Begin

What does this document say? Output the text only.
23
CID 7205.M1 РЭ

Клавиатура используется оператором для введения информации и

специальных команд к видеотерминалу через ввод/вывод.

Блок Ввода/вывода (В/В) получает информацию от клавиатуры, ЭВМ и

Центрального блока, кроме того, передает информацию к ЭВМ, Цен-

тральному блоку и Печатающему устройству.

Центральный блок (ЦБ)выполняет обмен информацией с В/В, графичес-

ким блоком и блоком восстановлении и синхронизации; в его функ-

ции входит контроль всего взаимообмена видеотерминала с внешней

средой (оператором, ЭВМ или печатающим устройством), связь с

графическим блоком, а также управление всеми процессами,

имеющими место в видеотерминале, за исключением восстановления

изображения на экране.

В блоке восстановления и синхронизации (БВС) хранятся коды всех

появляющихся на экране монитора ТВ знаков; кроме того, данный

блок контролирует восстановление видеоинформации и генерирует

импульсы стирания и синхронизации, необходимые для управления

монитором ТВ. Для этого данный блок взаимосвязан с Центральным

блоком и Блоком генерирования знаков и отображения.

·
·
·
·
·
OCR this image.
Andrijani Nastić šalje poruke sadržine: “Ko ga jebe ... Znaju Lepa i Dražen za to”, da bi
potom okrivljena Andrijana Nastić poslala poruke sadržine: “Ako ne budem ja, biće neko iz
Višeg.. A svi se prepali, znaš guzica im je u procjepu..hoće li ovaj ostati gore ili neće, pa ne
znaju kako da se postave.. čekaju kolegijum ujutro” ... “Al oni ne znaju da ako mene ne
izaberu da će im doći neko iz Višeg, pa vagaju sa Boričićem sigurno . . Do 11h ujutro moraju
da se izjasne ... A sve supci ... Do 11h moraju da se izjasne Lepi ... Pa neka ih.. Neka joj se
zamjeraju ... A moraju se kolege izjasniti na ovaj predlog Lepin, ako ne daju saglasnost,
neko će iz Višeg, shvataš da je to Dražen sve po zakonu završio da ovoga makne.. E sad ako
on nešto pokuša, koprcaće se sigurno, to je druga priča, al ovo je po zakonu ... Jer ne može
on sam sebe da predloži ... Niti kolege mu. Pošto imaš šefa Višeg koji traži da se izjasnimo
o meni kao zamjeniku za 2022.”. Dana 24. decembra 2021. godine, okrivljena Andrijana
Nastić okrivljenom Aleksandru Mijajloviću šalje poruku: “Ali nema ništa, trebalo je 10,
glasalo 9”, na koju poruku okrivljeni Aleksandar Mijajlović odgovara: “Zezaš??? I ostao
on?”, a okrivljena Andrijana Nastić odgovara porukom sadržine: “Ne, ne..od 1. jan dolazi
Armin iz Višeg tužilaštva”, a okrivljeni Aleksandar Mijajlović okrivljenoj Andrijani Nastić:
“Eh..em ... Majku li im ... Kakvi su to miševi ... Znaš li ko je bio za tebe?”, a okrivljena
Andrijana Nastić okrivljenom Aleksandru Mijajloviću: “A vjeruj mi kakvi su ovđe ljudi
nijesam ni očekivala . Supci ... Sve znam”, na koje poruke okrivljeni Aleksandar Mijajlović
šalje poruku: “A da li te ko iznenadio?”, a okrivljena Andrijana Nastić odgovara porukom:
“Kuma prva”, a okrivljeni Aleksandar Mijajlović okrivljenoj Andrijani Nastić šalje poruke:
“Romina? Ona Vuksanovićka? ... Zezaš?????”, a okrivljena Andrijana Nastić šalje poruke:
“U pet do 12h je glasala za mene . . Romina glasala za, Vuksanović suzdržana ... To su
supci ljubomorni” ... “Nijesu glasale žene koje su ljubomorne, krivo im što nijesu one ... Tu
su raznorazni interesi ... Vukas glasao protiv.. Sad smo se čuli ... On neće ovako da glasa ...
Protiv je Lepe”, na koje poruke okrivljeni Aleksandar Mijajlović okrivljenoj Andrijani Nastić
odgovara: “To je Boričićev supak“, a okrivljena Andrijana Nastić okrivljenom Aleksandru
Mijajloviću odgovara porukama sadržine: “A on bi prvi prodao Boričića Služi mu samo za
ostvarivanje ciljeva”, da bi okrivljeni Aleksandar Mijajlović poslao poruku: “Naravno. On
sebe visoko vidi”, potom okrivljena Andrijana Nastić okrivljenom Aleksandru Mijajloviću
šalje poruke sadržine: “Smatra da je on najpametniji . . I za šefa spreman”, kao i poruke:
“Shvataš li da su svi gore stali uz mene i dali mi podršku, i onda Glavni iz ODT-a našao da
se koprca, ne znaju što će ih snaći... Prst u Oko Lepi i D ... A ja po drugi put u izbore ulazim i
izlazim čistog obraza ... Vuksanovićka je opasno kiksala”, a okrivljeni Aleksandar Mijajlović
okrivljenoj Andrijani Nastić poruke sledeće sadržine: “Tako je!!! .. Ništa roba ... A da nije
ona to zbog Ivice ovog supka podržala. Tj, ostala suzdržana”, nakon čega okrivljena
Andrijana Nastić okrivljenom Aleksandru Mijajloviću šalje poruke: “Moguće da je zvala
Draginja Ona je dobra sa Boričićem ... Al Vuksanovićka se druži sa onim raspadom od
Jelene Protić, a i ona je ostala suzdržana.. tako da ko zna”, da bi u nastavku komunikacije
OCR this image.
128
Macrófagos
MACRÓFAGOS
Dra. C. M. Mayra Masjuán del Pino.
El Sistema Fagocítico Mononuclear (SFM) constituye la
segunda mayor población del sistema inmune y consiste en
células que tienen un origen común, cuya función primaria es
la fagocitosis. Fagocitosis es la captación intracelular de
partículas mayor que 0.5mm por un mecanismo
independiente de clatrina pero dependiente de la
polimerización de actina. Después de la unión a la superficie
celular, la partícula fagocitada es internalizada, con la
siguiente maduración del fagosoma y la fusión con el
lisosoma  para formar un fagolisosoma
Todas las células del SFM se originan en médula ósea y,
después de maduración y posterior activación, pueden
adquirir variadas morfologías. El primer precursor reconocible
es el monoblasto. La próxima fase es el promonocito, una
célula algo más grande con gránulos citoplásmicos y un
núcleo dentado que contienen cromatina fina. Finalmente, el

End

INSTRUCTIONS TO FOLLOW
Calculate how many lines of the material include the string "poruku", and state that number by itself.

TASK OUTPUT
4